我的 GPU 加速 opencv 代碼比普通 opencv 慢

Question

我從《Hands-On GPU-Accelerated Computer Vision with OpenCV and CUDA》一書中復制了兩個例子來比較 CPU 和 GPU 的性能。

第一個代碼：

    cv::Mat src = cv::imread("D:/Pics/Pen.jpg", 0); // Pen.jpg is a 4096 * 4096 GrayScacle picture.
    cv::Mat result_host1, result_host2, result_host3, result_host4, result_host5;

    //Get initial time in miliseconds
    int64 work_begin = getTickCount();
    cv::threshold(src, result_host1, 128.0, 255.0, cv::THRESH_BINARY);
    cv::threshold(src, result_host2, 128.0, 255.0, cv::THRESH_BINARY_INV);
    cv::threshold(src, result_host3, 128.0, 255.0, cv::THRESH_TRUNC);
    cv::threshold(src, result_host4, 128.0, 255.0, cv::THRESH_TOZERO);
    cv::threshold(src, result_host5, 128.0, 255.0, cv::THRESH_TOZERO_INV);

    //Get time after work has finished     
    int64 delta = getTickCount() - work_begin;
    //Frequency of timer
    double freq = getTickFrequency();
    double work_fps = freq / delta;
    std::cout << "Performance of Thresholding on CPU: " << std::endl;
    std::cout << "Time: " << (1 / work_fps) << std::endl;
    std::cout << "FPS: " << work_fps << std::endl;
    return 0;

第二個代碼：

    cv::Mat h_img1 = cv::imread("D:/Pics/Pen.jpg", 0);  // Pen.jpg is a 4096 * 4096 GrayScacle picture.
    cv::cuda::GpuMat d_result1, d_result2, d_result3, d_result4, d_result5, d_img1;
    //Measure initial time ticks
    int64 work_begin = getTickCount();
    d_img1.upload(h_img1);
    cv::cuda::threshold(d_img1, d_result1, 128.0, 255.0, cv::THRESH_BINARY);
    cv::cuda::threshold(d_img1, d_result2, 128.0, 255.0, cv::THRESH_BINARY_INV);
    cv::cuda::threshold(d_img1, d_result3, 128.0, 255.0, cv::THRESH_TRUNC);
    cv::cuda::threshold(d_img1, d_result4, 128.0, 255.0, cv::THRESH_TOZERO);
    cv::cuda::threshold(d_img1, d_result5, 128.0, 255.0, cv::THRESH_TOZERO_INV);

    cv::Mat h_result1, h_result2, h_result3, h_result4, h_result5;
    d_result1.download(h_result1);
    d_result2.download(h_result2);
    d_result3.download(h_result3);
    d_result4.download(h_result4);
    d_result5.download(h_result5);
    //Measure difference in time ticks
    int64 delta = getTickCount() - work_begin;
    double freq = getTickFrequency();
    //Measure frames per second
    double work_fps = freq / delta;
    std::cout << "Performance of Thresholding on GPU: " << std::endl;
    std::cout << "Time: " << (1 / work_fps) << std::endl;
    std::cout << "FPS: " << work_fps << std::endl;
    return 0;

一切正常，除了：

“GPU 的速度低於 CPU”
===============
**題目 A:** 請把紀錄從開頭一直到含有"y-axis-label: approx. per meg — [1276, 355, 1293, 464]"的那一行（首尾兩行都算在內）整理成 JSON 字串列表，每行對應一個字串，空行略去。
選文與紀錄彼此獨立，互不相關。

元素與區域清單
===============
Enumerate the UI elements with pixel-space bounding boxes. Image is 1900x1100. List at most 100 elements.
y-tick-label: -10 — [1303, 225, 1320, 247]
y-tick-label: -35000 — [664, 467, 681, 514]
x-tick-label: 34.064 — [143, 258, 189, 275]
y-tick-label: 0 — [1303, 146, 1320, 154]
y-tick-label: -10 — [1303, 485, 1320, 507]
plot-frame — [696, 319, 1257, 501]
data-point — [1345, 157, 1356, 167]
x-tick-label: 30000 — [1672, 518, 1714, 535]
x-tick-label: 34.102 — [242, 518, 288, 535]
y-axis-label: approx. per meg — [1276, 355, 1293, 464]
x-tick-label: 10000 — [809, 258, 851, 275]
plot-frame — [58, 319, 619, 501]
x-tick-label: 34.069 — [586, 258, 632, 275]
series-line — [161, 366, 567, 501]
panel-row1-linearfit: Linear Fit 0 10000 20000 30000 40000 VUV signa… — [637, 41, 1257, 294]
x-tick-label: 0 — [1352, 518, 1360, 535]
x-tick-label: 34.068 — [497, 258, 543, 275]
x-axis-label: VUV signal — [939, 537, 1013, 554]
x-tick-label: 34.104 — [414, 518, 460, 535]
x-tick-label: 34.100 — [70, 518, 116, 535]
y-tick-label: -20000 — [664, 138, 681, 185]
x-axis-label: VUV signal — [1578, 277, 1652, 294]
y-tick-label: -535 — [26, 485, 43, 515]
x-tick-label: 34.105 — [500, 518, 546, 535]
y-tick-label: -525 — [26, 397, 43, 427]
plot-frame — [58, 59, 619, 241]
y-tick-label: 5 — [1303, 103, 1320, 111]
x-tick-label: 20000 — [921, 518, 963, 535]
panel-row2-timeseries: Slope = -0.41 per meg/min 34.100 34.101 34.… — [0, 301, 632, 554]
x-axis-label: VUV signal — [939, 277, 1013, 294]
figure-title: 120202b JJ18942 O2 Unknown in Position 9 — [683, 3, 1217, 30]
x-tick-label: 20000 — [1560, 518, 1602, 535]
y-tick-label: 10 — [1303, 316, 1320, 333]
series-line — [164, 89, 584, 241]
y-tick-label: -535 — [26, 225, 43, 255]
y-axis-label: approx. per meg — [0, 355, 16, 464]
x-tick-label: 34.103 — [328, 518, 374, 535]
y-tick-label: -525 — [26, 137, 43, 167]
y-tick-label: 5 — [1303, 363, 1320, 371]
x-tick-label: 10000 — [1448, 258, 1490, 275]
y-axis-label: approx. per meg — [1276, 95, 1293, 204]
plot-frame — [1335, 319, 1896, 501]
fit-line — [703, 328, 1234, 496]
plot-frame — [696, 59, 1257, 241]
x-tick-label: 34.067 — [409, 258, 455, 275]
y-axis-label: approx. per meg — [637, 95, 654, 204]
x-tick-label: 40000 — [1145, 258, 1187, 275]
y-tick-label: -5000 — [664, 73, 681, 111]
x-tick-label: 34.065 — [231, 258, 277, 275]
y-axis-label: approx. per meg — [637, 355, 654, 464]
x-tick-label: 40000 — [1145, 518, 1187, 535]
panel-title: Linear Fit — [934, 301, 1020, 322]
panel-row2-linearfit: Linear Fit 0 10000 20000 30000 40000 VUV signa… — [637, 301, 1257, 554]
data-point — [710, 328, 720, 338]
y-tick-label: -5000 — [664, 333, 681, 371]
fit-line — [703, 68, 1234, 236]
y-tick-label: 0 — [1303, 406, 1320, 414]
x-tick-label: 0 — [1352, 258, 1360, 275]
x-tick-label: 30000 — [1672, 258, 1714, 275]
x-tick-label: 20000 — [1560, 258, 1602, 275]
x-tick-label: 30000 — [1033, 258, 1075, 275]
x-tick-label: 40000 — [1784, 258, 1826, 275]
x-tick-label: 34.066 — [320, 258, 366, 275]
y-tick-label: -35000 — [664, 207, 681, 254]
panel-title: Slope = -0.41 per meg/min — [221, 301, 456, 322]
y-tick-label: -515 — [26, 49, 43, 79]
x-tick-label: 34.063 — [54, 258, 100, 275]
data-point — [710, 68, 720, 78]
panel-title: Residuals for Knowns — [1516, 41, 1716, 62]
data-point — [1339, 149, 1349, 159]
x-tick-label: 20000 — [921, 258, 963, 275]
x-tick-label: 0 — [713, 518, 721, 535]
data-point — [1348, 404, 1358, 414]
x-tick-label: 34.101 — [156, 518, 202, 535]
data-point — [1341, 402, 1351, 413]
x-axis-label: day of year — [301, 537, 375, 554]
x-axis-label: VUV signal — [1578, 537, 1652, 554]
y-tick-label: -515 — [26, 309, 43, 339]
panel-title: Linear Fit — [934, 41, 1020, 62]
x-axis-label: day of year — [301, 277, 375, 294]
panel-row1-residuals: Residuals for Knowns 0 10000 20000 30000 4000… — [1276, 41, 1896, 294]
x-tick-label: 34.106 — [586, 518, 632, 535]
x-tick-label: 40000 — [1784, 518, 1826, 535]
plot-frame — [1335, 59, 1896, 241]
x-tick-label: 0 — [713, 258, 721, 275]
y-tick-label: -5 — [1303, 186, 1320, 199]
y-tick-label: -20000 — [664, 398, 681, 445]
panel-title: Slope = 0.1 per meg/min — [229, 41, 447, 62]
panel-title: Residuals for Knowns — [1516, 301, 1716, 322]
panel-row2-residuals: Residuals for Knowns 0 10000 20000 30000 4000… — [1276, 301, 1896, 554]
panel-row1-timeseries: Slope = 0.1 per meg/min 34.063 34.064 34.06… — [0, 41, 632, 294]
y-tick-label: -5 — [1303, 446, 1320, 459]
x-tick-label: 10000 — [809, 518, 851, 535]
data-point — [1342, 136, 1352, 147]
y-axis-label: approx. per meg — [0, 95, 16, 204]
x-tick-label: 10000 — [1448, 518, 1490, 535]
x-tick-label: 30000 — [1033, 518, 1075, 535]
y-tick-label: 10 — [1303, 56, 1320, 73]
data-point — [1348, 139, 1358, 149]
===============
**題目 B:**
根據選文回答：
(i) 兩個例子是從哪一本書複製來的？
(ii) 程式註解說 Pen.jpg 是多大的圖片？
(iii) 提問者說除了哪一點之外一切正常？

**解答 A:**
[
  "Enumerate the UI elements with pixel-space bounding boxes. Image is 1900x1100. List at most 100 elements.",
  "y-tick-label: -10 — [1303, 225, 1320, 247]",
  "y-tick-label: -35000 — [664, 467, 681, 514]",
  "x-tick-label: 34.064 — [143, 258, 189, 275]",
  "y-tick-label: 0 — [1303, 146, 1320, 154]",
  "y-tick-label: -10 — [1303, 485, 1320, 507]",
  "plot-frame — [696, 319, 1257, 501]",
  "data-point — [1345, 157, 1356, 167]",
  "x-tick-label: 30000 — [1672, 518, 1714, 535]",
  "x-tick-label: 34.102 — [242, 518, 288, 535]",
  "y-axis-label: approx. per meg — [1276, 355, 1293, 464]"
]

**解答 B:**
(i) 《Hands-On GPU-Accelerated Computer Vision with OpenCV and CUDA》。
(ii) 4096 * 4096 的灰階圖片。
(iii) GPU 的速度低於 CPU。